:: GOAL ::
Your answer should be one number: how many lines of the records hold the string "name".

:: DATA FOR THE TASK ::
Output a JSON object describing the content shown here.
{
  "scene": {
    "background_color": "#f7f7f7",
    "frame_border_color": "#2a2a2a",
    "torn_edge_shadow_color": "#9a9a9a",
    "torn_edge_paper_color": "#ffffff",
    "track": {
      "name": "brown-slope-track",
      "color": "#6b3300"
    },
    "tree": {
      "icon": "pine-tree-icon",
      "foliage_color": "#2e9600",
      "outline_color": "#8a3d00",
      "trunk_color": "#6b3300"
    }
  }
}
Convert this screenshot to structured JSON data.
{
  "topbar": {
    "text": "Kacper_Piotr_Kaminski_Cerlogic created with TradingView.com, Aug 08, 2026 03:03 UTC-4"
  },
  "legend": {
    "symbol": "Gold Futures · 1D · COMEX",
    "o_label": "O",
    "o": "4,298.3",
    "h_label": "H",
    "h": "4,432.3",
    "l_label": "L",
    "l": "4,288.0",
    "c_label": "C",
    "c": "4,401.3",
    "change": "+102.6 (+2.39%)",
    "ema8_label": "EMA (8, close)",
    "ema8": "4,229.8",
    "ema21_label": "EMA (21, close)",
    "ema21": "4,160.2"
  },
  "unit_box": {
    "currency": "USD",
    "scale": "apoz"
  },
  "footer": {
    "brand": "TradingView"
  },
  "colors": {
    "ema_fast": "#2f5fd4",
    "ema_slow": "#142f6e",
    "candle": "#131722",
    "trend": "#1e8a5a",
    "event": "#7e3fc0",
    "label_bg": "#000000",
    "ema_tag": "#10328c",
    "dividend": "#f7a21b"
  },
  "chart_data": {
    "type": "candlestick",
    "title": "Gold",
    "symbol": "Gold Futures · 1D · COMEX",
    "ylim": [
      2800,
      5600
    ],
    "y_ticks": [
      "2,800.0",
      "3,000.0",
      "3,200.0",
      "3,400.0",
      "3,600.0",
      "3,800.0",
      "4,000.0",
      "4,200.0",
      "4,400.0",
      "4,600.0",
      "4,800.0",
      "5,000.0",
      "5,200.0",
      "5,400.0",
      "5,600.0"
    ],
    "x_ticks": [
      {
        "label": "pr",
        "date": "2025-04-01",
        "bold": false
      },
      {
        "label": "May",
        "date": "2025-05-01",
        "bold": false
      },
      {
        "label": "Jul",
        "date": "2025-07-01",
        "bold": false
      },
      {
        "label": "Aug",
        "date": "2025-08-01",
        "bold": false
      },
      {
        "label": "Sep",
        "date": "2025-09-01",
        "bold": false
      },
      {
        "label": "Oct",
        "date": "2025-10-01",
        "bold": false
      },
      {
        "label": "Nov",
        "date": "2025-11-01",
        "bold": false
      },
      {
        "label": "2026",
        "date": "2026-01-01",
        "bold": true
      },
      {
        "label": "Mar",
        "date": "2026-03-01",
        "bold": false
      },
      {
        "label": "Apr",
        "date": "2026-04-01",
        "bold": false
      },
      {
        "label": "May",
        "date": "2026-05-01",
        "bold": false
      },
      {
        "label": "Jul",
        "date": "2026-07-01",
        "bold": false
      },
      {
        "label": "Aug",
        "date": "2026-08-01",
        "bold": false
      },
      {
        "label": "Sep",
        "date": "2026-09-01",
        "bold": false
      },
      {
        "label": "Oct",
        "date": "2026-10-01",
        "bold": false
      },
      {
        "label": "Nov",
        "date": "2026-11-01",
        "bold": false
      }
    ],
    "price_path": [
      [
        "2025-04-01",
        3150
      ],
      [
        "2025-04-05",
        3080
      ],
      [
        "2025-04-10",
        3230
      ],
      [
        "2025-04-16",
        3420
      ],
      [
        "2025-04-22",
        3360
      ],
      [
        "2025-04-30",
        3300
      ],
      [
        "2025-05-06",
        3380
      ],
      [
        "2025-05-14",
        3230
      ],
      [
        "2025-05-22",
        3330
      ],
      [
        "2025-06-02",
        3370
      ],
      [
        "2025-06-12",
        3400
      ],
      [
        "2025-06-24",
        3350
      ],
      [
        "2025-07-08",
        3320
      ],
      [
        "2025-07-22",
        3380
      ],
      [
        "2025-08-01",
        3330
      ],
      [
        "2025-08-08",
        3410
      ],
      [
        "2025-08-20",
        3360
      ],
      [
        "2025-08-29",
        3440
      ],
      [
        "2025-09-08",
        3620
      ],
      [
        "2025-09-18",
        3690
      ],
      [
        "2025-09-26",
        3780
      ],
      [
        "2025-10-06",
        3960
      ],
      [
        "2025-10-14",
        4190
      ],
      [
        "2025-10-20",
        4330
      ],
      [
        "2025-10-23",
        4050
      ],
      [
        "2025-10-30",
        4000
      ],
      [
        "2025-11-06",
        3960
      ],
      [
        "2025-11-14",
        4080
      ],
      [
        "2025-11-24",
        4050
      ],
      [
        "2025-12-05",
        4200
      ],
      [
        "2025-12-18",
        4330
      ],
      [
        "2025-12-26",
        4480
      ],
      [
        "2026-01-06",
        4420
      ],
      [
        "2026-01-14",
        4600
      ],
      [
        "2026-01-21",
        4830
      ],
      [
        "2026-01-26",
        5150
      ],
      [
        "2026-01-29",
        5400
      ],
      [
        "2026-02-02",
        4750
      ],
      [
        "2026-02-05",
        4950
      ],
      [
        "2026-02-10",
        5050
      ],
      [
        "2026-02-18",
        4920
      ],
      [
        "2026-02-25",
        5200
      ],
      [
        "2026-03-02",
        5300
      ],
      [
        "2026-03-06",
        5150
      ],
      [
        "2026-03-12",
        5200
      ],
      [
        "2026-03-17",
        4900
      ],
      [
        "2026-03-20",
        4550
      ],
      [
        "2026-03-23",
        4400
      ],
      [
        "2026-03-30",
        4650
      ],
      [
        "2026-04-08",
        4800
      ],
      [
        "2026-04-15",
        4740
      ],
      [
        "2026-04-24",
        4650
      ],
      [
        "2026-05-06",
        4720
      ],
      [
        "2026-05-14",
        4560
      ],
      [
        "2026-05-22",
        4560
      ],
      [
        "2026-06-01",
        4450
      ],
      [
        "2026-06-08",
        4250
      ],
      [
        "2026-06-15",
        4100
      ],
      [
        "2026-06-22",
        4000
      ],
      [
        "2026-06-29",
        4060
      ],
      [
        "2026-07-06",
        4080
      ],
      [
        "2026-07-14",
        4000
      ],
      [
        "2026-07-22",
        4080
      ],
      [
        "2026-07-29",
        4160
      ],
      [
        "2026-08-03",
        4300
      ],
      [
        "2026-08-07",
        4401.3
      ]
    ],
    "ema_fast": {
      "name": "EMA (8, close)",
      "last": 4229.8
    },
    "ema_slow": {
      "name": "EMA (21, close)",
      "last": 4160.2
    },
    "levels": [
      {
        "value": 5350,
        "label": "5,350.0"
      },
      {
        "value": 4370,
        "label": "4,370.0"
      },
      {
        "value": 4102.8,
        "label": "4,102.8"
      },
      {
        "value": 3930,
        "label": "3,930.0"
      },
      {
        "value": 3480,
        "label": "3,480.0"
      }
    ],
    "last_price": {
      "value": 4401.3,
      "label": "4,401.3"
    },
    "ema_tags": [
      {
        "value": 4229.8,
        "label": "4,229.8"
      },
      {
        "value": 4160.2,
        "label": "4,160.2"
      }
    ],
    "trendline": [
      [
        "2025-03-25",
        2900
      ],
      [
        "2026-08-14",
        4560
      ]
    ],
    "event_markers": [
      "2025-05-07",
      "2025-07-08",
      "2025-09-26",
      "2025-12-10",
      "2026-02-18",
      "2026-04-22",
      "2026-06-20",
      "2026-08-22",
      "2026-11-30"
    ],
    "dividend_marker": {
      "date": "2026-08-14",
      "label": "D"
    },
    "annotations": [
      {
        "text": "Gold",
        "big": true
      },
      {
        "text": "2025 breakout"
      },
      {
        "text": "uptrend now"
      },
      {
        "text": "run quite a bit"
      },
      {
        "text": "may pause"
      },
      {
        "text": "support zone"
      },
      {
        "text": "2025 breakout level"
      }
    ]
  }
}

:: TASK RESPONSE ::
3